WRITTEN REQUEST 1
Please present part of the listing as a Markdown table with the columns "Row" and "Line." Begin at the listing line that has "rank-label-left-4: 4 (45, 150, 71, 188)", stop after the one that has "rank-label-left-5: 5 (45, 188, 71, 226)", and leave out blank lines.

────────────────────

# TV programs in Chapman and Emerson



## Cine (Aug 9, 2007)

Your thoughts? Should I pick them up as my second choices?


----------



## Josh (Aug 9, 2007)

Second to what?


----------



## funkylikemonkey (Aug 9, 2007)

If you mean should you use them as a backup major, then I'd go with it. That's what I did with Emerson and although I didn't get into their film program, I'll be attending for TV.


----------



## Cine (Aug 10, 2007)

> Originally posted by funkylikemonkey:
> If you mean should you use them as a backup major, then I'd go with it. That's what I did with Emerson and although I didn't get into their film program, I'll be attending for TV.



I read many positive reviews about their TV program. Did you get in Studio Production or Writing?


----------



## Cine (Aug 10, 2007)

BTW, will I be able to get in graduate film program (for example Screenwriting), if I already have BA in (for example...) Production?

────────────────────

WRITTEN REQUEST 2
Reproduce a passage of the forum thread word for word. Begin at the words "I read many" and stop after "(for example...) Production?".

EXTRACTED ENTRIES
────────────────────

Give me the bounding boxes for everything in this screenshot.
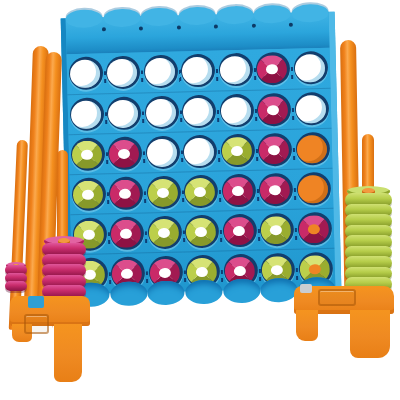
hole-empty [144,58,175,87]
cell-r4c4[interactable] [182,171,221,212]
hole-rim [222,214,257,248]
top-scallop-bump [66,9,103,28]
bottom-scallop-bump [185,280,223,305]
screw-dot [139,26,143,30]
cell-r3c7[interactable] [294,128,333,169]
cell-r2c1[interactable] [68,93,107,134]
hole-rim [106,55,141,89]
cell-r3c6[interactable] [256,129,295,170]
hole-rim [184,175,219,209]
hole-empty [107,59,138,88]
hole-rim [221,174,256,208]
hole-empty [145,99,176,128]
cell-r1c1[interactable] [67,53,106,94]
cell-r1c2[interactable] [104,52,143,93]
hole-rim [71,177,106,211]
product-photo-scene [0,0,400,400]
top-scallop-bump [178,7,215,26]
hole-rim [257,93,292,127]
hole-rim [109,176,144,210]
screw-dot [252,24,256,28]
hole-rim [107,96,142,130]
cell-r5c2[interactable] [108,212,147,253]
pink-ring-stack-front-left[interactable] [5,262,27,291]
cell-r1c7[interactable] [292,48,331,89]
cell-r1c5[interactable] [217,50,256,91]
top-scallop-bump [291,4,328,23]
cell-r5c6[interactable] [258,209,297,250]
hole-empty [108,100,139,129]
hole-rim [108,136,143,170]
hole-rim [143,55,178,89]
hole-empty-orange-behind [298,175,329,204]
cell-r4c2[interactable] [107,172,146,213]
bottom-scallop-bump [223,279,261,304]
cell-r2c5[interactable] [218,90,257,131]
hole-rim [259,173,294,207]
hole-empty [296,95,327,124]
cell-r2c6[interactable] [255,89,294,130]
hole-empty [182,57,213,86]
green-disc [148,219,179,248]
hole-rim [219,94,254,128]
right-foot-embossed-logo [318,289,356,306]
cell-r1c4[interactable] [179,51,218,92]
cell-r1c6[interactable] [254,49,293,90]
hole-empty [184,138,215,167]
cell-r5c3[interactable] [146,211,185,252]
screw-dot [101,27,105,31]
pink-ring[interactable] [5,281,27,291]
cell-r4c3[interactable] [145,171,184,212]
pink-disc [258,96,289,125]
pink-disc [111,219,142,248]
cell-r1c3[interactable] [142,52,181,93]
cell-r5c4[interactable] [183,211,222,252]
cell-r2c2[interactable] [105,92,144,133]
top-scallop-bump [141,8,178,27]
cell-r3c3[interactable] [144,131,183,172]
cell-r2c7[interactable] [293,88,332,129]
cell-r4c7[interactable] [295,168,334,209]
hole-rim [110,216,145,250]
pink-disc [222,177,253,206]
right-foot-grey-clip [300,284,312,293]
hole-rim [294,92,329,126]
right-foot-front-leg [350,310,390,358]
left-foot-embossed-logo [24,314,49,334]
cell-r4c1[interactable] [69,173,108,214]
green-disc [261,216,292,245]
screw-dot [214,25,218,29]
top-scallop-bump [103,8,140,27]
cell-r4c6[interactable] [257,169,296,210]
hole-empty [146,139,177,168]
hole-rim [220,134,255,168]
green-disc [71,140,102,169]
green-ring-stack-right[interactable] [345,186,392,291]
hole-rim [297,212,332,246]
hole-rim [69,97,104,131]
cell-r5c7[interactable] [296,208,335,249]
left-foot-front-leg [54,324,82,382]
pink-disc-orange-centre [298,215,329,244]
hole-rim [296,172,331,206]
hole-rim [147,216,182,250]
left-foot [10,296,90,326]
cell-r3c1[interactable] [69,133,108,174]
pink-disc [260,176,291,205]
hole-rim [258,133,293,167]
screw-dot [177,25,181,29]
cell-r5c5[interactable] [221,210,260,251]
bottom-scallop-bump [110,281,148,306]
top-scallop-bump [254,5,291,24]
green-disc [186,218,217,247]
pink-disc [110,180,141,209]
connect-four-board [61,12,342,295]
cell-r4c5[interactable] [220,170,259,211]
hole-empty [220,97,251,126]
right-foot-rear-leg [296,310,318,341]
green-disc [72,180,103,209]
hole-rim [68,56,103,90]
top-scallop-bump [216,6,253,25]
hole-rim [295,132,330,166]
green-disc [147,179,178,208]
pink-disc [109,140,140,169]
hole-rim [146,176,181,210]
pink-disc [259,136,290,165]
hole-empty [295,54,326,83]
bottom-scallop-bump [260,278,298,303]
hole-empty [219,56,250,85]
cell-r3c2[interactable] [106,132,145,173]
left-ring-rail-pole [57,150,68,245]
hole-rim [145,136,180,170]
hole-empty [183,98,214,127]
hole-rim [293,51,328,85]
hole-rim [183,135,218,169]
board-grid [67,48,336,294]
hole-rim [144,96,179,130]
hole-rim [256,52,291,86]
hole-rim [70,137,105,171]
hole-empty [69,59,100,88]
hole-rim [185,215,220,249]
pink-disc [257,55,288,84]
left-foot-blue-clip [28,296,44,308]
cell-r2c4[interactable] [180,91,219,132]
hole-rim [260,213,295,247]
hole-rim [218,53,253,87]
screw-dot [289,23,293,27]
hole-empty [70,100,101,129]
bottom-scallop-bump [148,280,186,305]
green-disc [185,178,216,207]
pink-disc [223,217,254,246]
cell-r2c3[interactable] [143,91,182,132]
hole-rim [181,54,216,88]
cell-r3c4[interactable] [181,131,220,172]
hole-rim [182,95,217,129]
green-disc [221,137,252,166]
cell-r3c5[interactable] [219,130,258,171]
hole-empty-orange-behind [297,135,328,164]
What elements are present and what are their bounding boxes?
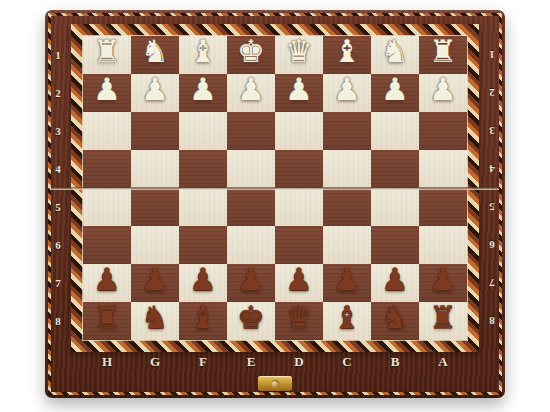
rank-label-left-4: 4 (45, 150, 71, 188)
piece-white-pawn[interactable]: ♟ (179, 70, 227, 108)
piece-black-pawn[interactable]: ♟ (83, 260, 131, 298)
piece-black-rook[interactable]: ♜ (419, 298, 467, 336)
square-h7[interactable]: ♟ (83, 264, 131, 302)
square-g5[interactable] (131, 188, 179, 226)
square-c2[interactable]: ♟ (323, 74, 371, 112)
square-g4[interactable] (131, 150, 179, 188)
rank-label-right-7: 7 (479, 264, 505, 302)
piece-black-knight[interactable]: ♞ (131, 298, 179, 336)
piece-white-knight[interactable]: ♞ (131, 32, 179, 70)
square-d5[interactable] (275, 188, 323, 226)
piece-white-pawn[interactable]: ♟ (419, 70, 467, 108)
square-d3[interactable] (275, 112, 323, 150)
piece-black-bishop[interactable]: ♝ (179, 298, 227, 336)
piece-black-rook[interactable]: ♜ (83, 298, 131, 336)
square-e7[interactable]: ♟ (227, 264, 275, 302)
piece-black-pawn[interactable]: ♟ (419, 260, 467, 298)
piece-white-pawn[interactable]: ♟ (371, 70, 419, 108)
square-e6[interactable] (227, 226, 275, 264)
piece-white-pawn[interactable]: ♟ (227, 70, 275, 108)
square-g6[interactable] (131, 226, 179, 264)
square-c8[interactable]: ♝ (323, 302, 371, 340)
piece-black-knight[interactable]: ♞ (371, 298, 419, 336)
square-c6[interactable] (323, 226, 371, 264)
piece-white-knight[interactable]: ♞ (371, 32, 419, 70)
rank-label-right-2: 2 (479, 74, 505, 112)
piece-black-pawn[interactable]: ♟ (227, 260, 275, 298)
square-b2[interactable]: ♟ (371, 74, 419, 112)
file-labels-bottom: HGFEDCBA (83, 353, 467, 371)
square-f3[interactable] (179, 112, 227, 150)
brass-latch-icon (258, 376, 292, 391)
rank-label-right-4: 4 (479, 150, 505, 188)
rank-label-left-1: 1 (45, 36, 71, 74)
square-h5[interactable] (83, 188, 131, 226)
file-label-c: C (323, 353, 371, 371)
rank-label-right-6: 6 (479, 226, 505, 264)
rank-label-left-5: 5 (45, 188, 71, 226)
rank-label-right-1: 1 (479, 36, 505, 74)
file-label-h: H (83, 353, 131, 371)
square-g1[interactable]: ♞ (131, 36, 179, 74)
rank-label-left-3: 3 (45, 112, 71, 150)
square-h8[interactable]: ♜ (83, 302, 131, 340)
square-d1[interactable]: ♛ (275, 36, 323, 74)
square-g7[interactable]: ♟ (131, 264, 179, 302)
square-h1[interactable]: ♜ (83, 36, 131, 74)
square-e4[interactable] (227, 150, 275, 188)
file-label-g: G (131, 353, 179, 371)
square-b7[interactable]: ♟ (371, 264, 419, 302)
chess-board: ♜♞♝♚♛♝♞♜♟♟♟♟♟♟♟♟♟♟♟♟♟♟♟♟♜♞♝♚♛♝♞♜ (83, 36, 467, 340)
square-d2[interactable]: ♟ (275, 74, 323, 112)
piece-white-queen[interactable]: ♛ (275, 32, 323, 70)
square-c1[interactable]: ♝ (323, 36, 371, 74)
piece-white-rook[interactable]: ♜ (419, 32, 467, 70)
white-backdrop: 12345678 12345678 HGFEDCBA ♜♞♝♚♛♝♞♜♟♟♟♟♟… (0, 10, 550, 412)
marquetry-border: ♜♞♝♚♛♝♞♜♟♟♟♟♟♟♟♟♟♟♟♟♟♟♟♟♜♞♝♚♛♝♞♜ (71, 24, 479, 352)
rank-labels-right: 12345678 (479, 36, 505, 340)
piece-white-pawn[interactable]: ♟ (323, 70, 371, 108)
piece-black-pawn[interactable]: ♟ (275, 260, 323, 298)
square-a2[interactable]: ♟ (419, 74, 467, 112)
rank-label-right-8: 8 (479, 302, 505, 340)
square-e2[interactable]: ♟ (227, 74, 275, 112)
piece-white-rook[interactable]: ♜ (83, 32, 131, 70)
piece-white-pawn[interactable]: ♟ (275, 70, 323, 108)
rank-label-right-5: 5 (479, 188, 505, 226)
square-b8[interactable]: ♞ (371, 302, 419, 340)
rank-label-right-3: 3 (479, 112, 505, 150)
rank-label-left-8: 8 (45, 302, 71, 340)
piece-black-pawn[interactable]: ♟ (179, 260, 227, 298)
square-f8[interactable]: ♝ (179, 302, 227, 340)
square-c7[interactable]: ♟ (323, 264, 371, 302)
piece-white-king[interactable]: ♚ (227, 32, 275, 70)
piece-white-pawn[interactable]: ♟ (131, 70, 179, 108)
chess-box: 12345678 12345678 HGFEDCBA ♜♞♝♚♛♝♞♜♟♟♟♟♟… (45, 10, 505, 398)
square-b6[interactable] (371, 226, 419, 264)
square-g2[interactable]: ♟ (131, 74, 179, 112)
piece-white-bishop[interactable]: ♝ (323, 32, 371, 70)
square-f4[interactable] (179, 150, 227, 188)
square-f5[interactable] (179, 188, 227, 226)
square-a4[interactable] (419, 150, 467, 188)
square-b1[interactable]: ♞ (371, 36, 419, 74)
file-label-e: E (227, 353, 275, 371)
square-f6[interactable] (179, 226, 227, 264)
square-c4[interactable] (323, 150, 371, 188)
square-a6[interactable] (419, 226, 467, 264)
square-a1[interactable]: ♜ (419, 36, 467, 74)
piece-black-pawn[interactable]: ♟ (131, 260, 179, 298)
square-h4[interactable] (83, 150, 131, 188)
square-g8[interactable]: ♞ (131, 302, 179, 340)
rank-label-left-7: 7 (45, 264, 71, 302)
square-h6[interactable] (83, 226, 131, 264)
piece-black-pawn[interactable]: ♟ (323, 260, 371, 298)
square-h3[interactable] (83, 112, 131, 150)
square-f1[interactable]: ♝ (179, 36, 227, 74)
square-d4[interactable] (275, 150, 323, 188)
square-a7[interactable]: ♟ (419, 264, 467, 302)
square-c5[interactable] (323, 188, 371, 226)
square-d6[interactable] (275, 226, 323, 264)
file-label-a: A (419, 353, 467, 371)
square-b4[interactable] (371, 150, 419, 188)
square-b3[interactable] (371, 112, 419, 150)
square-e1[interactable]: ♚ (227, 36, 275, 74)
rank-label-left-6: 6 (45, 226, 71, 264)
square-d8[interactable]: ♛ (275, 302, 323, 340)
square-d7[interactable]: ♟ (275, 264, 323, 302)
square-b5[interactable] (371, 188, 419, 226)
file-label-f: F (179, 353, 227, 371)
square-e5[interactable] (227, 188, 275, 226)
square-c3[interactable] (323, 112, 371, 150)
rank-label-left-2: 2 (45, 74, 71, 112)
piece-black-queen[interactable]: ♛ (275, 298, 323, 336)
piece-black-bishop[interactable]: ♝ (323, 298, 371, 336)
rank-labels-left: 12345678 (45, 36, 71, 340)
square-a3[interactable] (419, 112, 467, 150)
piece-black-pawn[interactable]: ♟ (371, 260, 419, 298)
piece-white-bishop[interactable]: ♝ (179, 32, 227, 70)
square-h2[interactable]: ♟ (83, 74, 131, 112)
piece-black-king[interactable]: ♚ (227, 298, 275, 336)
square-a5[interactable] (419, 188, 467, 226)
file-label-d: D (275, 353, 323, 371)
square-e8[interactable]: ♚ (227, 302, 275, 340)
file-label-b: B (371, 353, 419, 371)
piece-white-pawn[interactable]: ♟ (83, 70, 131, 108)
square-g3[interactable] (131, 112, 179, 150)
square-f2[interactable]: ♟ (179, 74, 227, 112)
square-e3[interactable] (227, 112, 275, 150)
square-a8[interactable]: ♜ (419, 302, 467, 340)
square-f7[interactable]: ♟ (179, 264, 227, 302)
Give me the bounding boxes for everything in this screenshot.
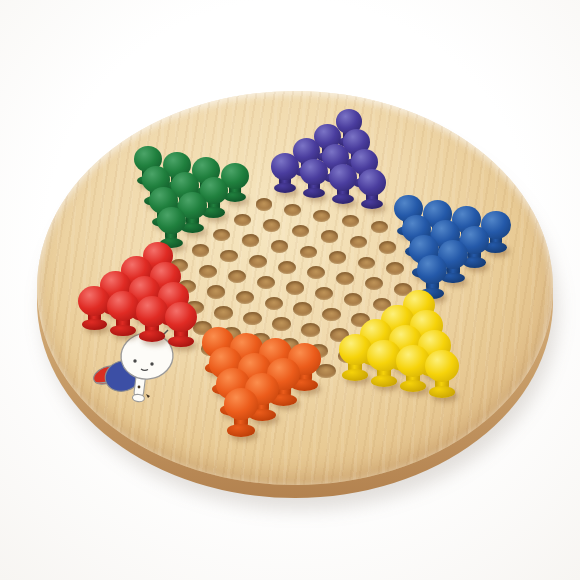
peg-red[interactable] — [136, 296, 168, 341]
board-hole[interactable] — [365, 277, 383, 290]
peg-head — [165, 302, 197, 333]
board-hole[interactable] — [242, 234, 260, 247]
board-hole[interactable] — [214, 306, 233, 320]
peg-purple[interactable] — [300, 159, 328, 199]
peg-base — [342, 369, 368, 381]
peg-purple[interactable] — [271, 153, 299, 192]
peg-base — [82, 319, 107, 330]
peg-head — [300, 159, 328, 186]
peg-red[interactable] — [107, 291, 139, 336]
photo-scene — [0, 0, 580, 580]
board-hole[interactable] — [350, 236, 368, 249]
peg-base — [139, 330, 165, 342]
peg-red[interactable] — [165, 302, 197, 348]
board-hole[interactable] — [371, 221, 388, 234]
board-hole[interactable] — [243, 312, 262, 326]
board-hole[interactable] — [207, 285, 225, 298]
peg-base — [168, 336, 194, 348]
board-hole[interactable] — [228, 270, 246, 283]
board-hole[interactable] — [342, 215, 359, 227]
peg-base — [303, 188, 325, 198]
peg-head — [329, 164, 357, 191]
board-hole[interactable] — [272, 317, 291, 331]
board-hole[interactable] — [300, 246, 318, 259]
board-hole[interactable] — [292, 225, 309, 238]
peg-base — [227, 424, 255, 437]
peg-head — [271, 153, 299, 179]
peg-base — [110, 325, 135, 336]
board-hole[interactable] — [199, 265, 217, 278]
board-hole[interactable] — [236, 291, 255, 304]
board-hole[interactable] — [249, 255, 267, 268]
peg-head — [78, 286, 110, 316]
board-hole[interactable] — [256, 198, 273, 210]
board-hole[interactable] — [293, 302, 312, 316]
board-hole[interactable] — [257, 276, 275, 289]
board-hole[interactable] — [315, 287, 333, 300]
board-hole[interactable] — [329, 251, 347, 264]
peg-head — [224, 388, 259, 421]
board-hole[interactable] — [192, 244, 210, 257]
board-hole[interactable] — [213, 229, 230, 242]
board-hole[interactable] — [284, 204, 301, 216]
peg-base — [332, 194, 355, 204]
board-hole[interactable] — [265, 297, 284, 310]
board-hole[interactable] — [313, 210, 330, 222]
board-hole[interactable] — [322, 308, 341, 322]
peg-base — [361, 199, 384, 209]
board-hole[interactable] — [220, 250, 238, 263]
board-hole[interactable] — [379, 241, 397, 254]
board-hole[interactable] — [321, 230, 339, 243]
pieces-layer — [0, 0, 580, 580]
board-hole[interactable] — [336, 272, 354, 285]
peg-head — [136, 296, 168, 326]
peg-base — [400, 380, 427, 392]
peg-base — [371, 375, 398, 387]
board-hole[interactable] — [286, 281, 304, 294]
peg-red[interactable] — [78, 286, 110, 331]
peg-head — [157, 207, 186, 235]
board-hole[interactable] — [386, 262, 404, 275]
peg-head — [425, 350, 459, 382]
peg-base — [274, 183, 296, 193]
board-hole[interactable] — [278, 261, 296, 274]
board-hole[interactable] — [307, 266, 325, 279]
board-hole[interactable] — [358, 257, 376, 270]
peg-base — [429, 386, 456, 398]
peg-orange[interactable] — [224, 388, 259, 437]
board-hole[interactable] — [234, 214, 251, 226]
board-hole[interactable] — [271, 240, 289, 253]
peg-head — [107, 291, 139, 321]
peg-purple[interactable] — [358, 169, 386, 209]
peg-head — [417, 255, 448, 284]
peg-head — [358, 169, 386, 196]
board-hole[interactable] — [263, 219, 280, 232]
peg-purple[interactable] — [329, 164, 357, 204]
peg-yellow[interactable] — [425, 350, 459, 398]
board-hole[interactable] — [344, 293, 363, 306]
board-hole[interactable] — [301, 323, 320, 337]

────────────────────

CORRECT RESULT 1
| Row | Line |
|---|---|
| 1 | rank-label-left-4: 4 (45, 150, 71, 188) |
| 2 | piece-white-pawn[interactable]: ♟ (179, 70, 227, 108) |
| 3 | piece-black-pawn[interactable]: ♟ (83, 260, 131, 298) |
| 4 | piece-black-rook[interactable]: ♜ (419, 298, 467, 336) |
| 5 | square-h7[interactable]: ♟ (83, 264, 131, 302) |
| 6 | square-g5[interactable] (131, 188, 179, 226) |
| 7 | square-c2[interactable]: ♟ (323, 74, 371, 112) |
| 8 | square-g4[interactable] (131, 150, 179, 188) |
| 9 | rank-label-right-7: 7 (479, 264, 505, 302) |
| 10 | piece-black-knight[interactable]: ♞ (131, 298, 179, 336) |
| 11 | piece-white-knight[interactable]: ♞ (131, 32, 179, 70) |
| 12 | square-d5[interactable] (275, 188, 323, 226) |
| 13 | piece-white-pawn[interactable]: ♟ (419, 70, 467, 108) |
| 14 | square-d3[interactable] (275, 112, 323, 150) |
| 15 | piece-black-bishop[interactable]: ♝ (179, 298, 227, 336) |
| 16 | piece-black-rook[interactable]: ♜ (83, 298, 131, 336) |
| 17 | square-e7[interactable]: ♟ (227, 264, 275, 302) |
| 18 | piece-black-pawn[interactable]: ♟ (419, 260, 467, 298) |
| 19 | piece-white-pawn[interactable]: ♟ (371, 70, 419, 108) |
| 20 | square-e6[interactable] (227, 226, 275, 264) |
| 21 | piece-white-pawn[interactable]: ♟ (227, 70, 275, 108) |
| 22 | square-g6[interactable] (131, 226, 179, 264) |
| 23 | square-c8[interactable]: ♝ (323, 302, 371, 340) |
| 24 | piece-black-knight[interactable]: ♞ (371, 298, 419, 336) |
| 25 | square-c6[interactable] (323, 226, 371, 264) |
| 26 | piece-white-knight[interactable]: ♞ (371, 32, 419, 70) |
| 27 | rank-label-right-2: 2 (479, 74, 505, 112) |
| 28 | piece-black-pawn[interactable]: ♟ (227, 260, 275, 298) |
| 29 | square-b2[interactable]: ♟ (371, 74, 419, 112) |
| 30 | file-labels-bottom: HGFEDCBA (83, 353, 467, 371) |
| 31 | square-f3[interactable] (179, 112, 227, 150) |
| 32 | brass-latch-icon (258, 376, 292, 391) |
| 33 | rank-label-right-4: 4 (479, 150, 505, 188) |
| 34 | rank-label-left-1: 1 (45, 36, 71, 74) |
| 35 | square-h5[interactable] (83, 188, 131, 226) |
| 36 | file-label-c: C (323, 353, 371, 371) |
| 37 | rank-label-right-6: 6 (479, 226, 505, 264) |
| 38 | rank-label-left-5: 5 (45, 188, 71, 226) |

CORRECT RESULT 2
I read many positive reviews about their TV program. Did you get in Studio Production or Writing?


----------



## Cine (Aug 10, 2007)

BTW, will I be able to get in graduate film program (for example Screenwriting), if I already have BA in (for example...) Production?